INSTRUCTIONS FOR THE TASK :: Please list all lines of the material below in which the string "inorganiche" occurs.

Dataset entries:
BEGIN

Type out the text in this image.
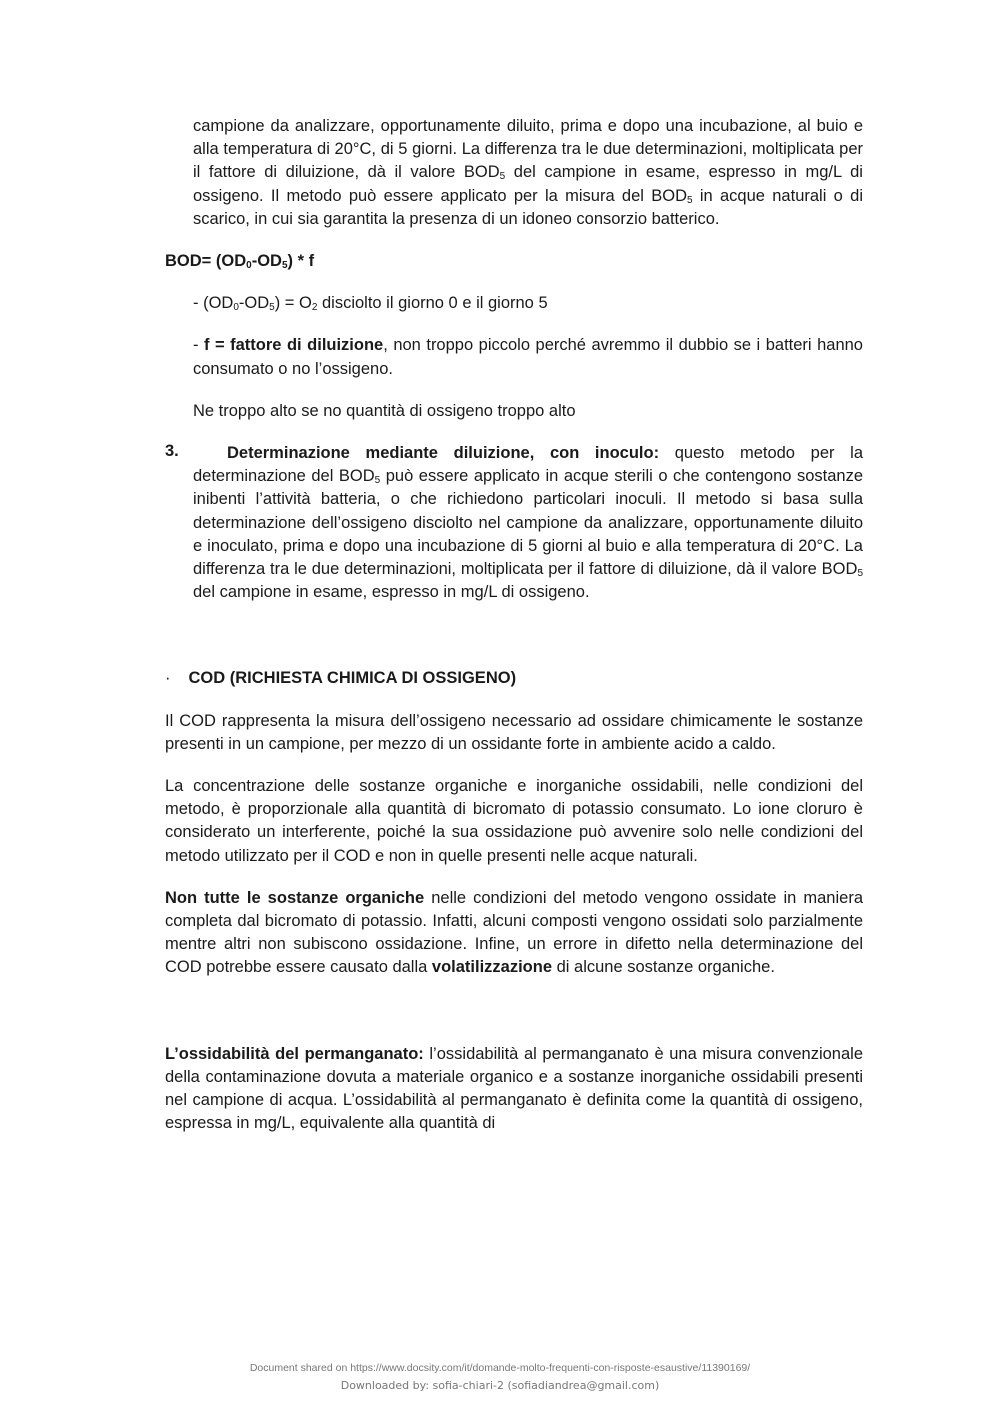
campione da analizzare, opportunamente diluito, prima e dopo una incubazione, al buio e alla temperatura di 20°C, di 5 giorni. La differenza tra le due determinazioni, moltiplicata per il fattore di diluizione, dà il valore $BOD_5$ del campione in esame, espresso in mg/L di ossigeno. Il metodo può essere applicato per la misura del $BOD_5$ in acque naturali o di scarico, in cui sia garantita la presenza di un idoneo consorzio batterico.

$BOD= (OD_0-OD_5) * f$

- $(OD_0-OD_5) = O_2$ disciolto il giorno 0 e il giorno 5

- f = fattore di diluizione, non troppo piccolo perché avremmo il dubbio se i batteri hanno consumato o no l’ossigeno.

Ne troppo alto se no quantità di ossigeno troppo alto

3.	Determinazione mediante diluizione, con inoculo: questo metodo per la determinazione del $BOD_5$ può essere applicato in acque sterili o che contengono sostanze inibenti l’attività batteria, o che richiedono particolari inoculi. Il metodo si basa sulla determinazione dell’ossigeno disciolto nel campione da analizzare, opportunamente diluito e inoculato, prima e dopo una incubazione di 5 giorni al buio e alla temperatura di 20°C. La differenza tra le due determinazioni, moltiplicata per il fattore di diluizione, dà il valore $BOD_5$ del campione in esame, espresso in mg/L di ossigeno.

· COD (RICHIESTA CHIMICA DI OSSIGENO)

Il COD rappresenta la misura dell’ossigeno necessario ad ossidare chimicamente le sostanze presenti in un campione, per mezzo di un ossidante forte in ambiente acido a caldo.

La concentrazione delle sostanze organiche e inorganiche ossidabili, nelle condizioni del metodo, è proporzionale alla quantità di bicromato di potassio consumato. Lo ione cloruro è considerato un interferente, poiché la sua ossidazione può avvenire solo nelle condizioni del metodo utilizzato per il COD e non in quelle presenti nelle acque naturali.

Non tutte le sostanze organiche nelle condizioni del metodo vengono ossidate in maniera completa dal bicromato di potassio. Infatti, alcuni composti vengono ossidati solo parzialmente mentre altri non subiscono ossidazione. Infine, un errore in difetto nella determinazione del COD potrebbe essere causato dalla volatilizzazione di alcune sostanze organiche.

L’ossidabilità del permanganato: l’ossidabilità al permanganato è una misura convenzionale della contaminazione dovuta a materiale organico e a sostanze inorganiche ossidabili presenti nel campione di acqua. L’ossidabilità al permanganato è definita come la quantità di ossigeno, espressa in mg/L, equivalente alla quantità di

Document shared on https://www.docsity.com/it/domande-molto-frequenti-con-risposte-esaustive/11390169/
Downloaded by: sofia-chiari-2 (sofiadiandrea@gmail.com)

END

EXERCISE RESULT ::
La concentrazione delle sostanze organiche e inorganiche ossidabili, nelle condizioni del metodo, è proporzionale alla quantità di bicromato di potassio consumato. Lo ione cloruro è considerato un interferente, poiché la sua ossidazione può avvenire solo nelle condizioni del metodo utilizzato per il COD e non in quelle presenti nelle acque naturali.
L’ossidabilità del permanganato: l’ossidabilità al permanganato è una misura convenzionale della contaminazione dovuta a materiale organico e a sostanze inorganiche ossidabili presenti nel campione di acqua. L’ossidabilità al permanganato è definita come la quantità di ossigeno, espressa in mg/L, equivalente alla quantità di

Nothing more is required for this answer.